**Task prompt**
Out of the lines in this data, how many include "Ratio"? Give the number and nothing else.

+++ Data shown

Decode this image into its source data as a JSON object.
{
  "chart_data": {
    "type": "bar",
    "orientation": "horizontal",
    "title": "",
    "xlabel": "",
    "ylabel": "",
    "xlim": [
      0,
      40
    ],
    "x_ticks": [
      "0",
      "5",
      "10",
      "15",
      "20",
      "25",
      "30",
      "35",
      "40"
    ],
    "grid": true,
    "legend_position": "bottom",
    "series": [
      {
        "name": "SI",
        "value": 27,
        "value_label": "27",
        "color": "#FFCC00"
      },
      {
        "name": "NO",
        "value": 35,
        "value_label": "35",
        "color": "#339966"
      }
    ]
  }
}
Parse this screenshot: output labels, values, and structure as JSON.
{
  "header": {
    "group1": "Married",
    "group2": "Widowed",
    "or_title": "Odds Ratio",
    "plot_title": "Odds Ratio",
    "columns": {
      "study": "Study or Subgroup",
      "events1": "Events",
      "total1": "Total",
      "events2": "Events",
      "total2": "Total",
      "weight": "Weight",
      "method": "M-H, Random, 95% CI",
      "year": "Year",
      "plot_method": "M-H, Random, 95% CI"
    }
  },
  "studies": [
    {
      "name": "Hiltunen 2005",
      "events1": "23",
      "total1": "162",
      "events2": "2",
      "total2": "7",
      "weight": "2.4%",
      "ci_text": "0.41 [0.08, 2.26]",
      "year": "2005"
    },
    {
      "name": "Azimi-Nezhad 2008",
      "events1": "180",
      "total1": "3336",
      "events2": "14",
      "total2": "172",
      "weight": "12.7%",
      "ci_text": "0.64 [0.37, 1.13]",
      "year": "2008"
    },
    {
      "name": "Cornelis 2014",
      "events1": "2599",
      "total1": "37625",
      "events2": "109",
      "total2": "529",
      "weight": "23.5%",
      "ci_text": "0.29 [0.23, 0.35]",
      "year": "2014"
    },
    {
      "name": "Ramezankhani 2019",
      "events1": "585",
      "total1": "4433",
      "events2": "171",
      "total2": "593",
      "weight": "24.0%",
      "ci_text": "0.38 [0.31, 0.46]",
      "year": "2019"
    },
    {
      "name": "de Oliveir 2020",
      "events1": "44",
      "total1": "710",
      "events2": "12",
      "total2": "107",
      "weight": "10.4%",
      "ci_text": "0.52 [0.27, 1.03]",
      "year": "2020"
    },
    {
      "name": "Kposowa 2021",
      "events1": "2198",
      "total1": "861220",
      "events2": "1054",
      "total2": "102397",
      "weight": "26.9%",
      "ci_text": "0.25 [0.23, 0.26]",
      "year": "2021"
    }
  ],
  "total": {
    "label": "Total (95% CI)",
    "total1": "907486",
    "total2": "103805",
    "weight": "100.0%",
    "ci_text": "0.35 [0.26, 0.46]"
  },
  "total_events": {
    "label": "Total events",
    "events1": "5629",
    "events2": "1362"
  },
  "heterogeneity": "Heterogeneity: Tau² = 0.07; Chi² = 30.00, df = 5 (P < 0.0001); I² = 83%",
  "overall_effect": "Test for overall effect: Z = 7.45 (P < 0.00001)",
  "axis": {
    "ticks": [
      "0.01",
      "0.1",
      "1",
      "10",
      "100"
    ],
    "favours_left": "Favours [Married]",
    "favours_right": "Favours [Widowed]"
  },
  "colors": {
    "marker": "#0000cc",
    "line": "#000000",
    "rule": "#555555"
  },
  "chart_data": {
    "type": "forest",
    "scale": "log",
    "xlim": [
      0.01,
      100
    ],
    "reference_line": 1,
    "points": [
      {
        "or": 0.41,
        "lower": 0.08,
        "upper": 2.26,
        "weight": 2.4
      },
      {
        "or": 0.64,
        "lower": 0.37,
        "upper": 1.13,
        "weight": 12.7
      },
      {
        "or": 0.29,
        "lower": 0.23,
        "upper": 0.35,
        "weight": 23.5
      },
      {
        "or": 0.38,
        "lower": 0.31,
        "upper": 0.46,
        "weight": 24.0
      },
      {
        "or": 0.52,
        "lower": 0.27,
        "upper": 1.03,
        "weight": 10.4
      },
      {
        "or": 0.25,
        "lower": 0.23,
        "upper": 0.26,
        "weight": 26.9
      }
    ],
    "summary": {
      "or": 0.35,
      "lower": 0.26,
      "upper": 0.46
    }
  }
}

++++++

**Written response**
2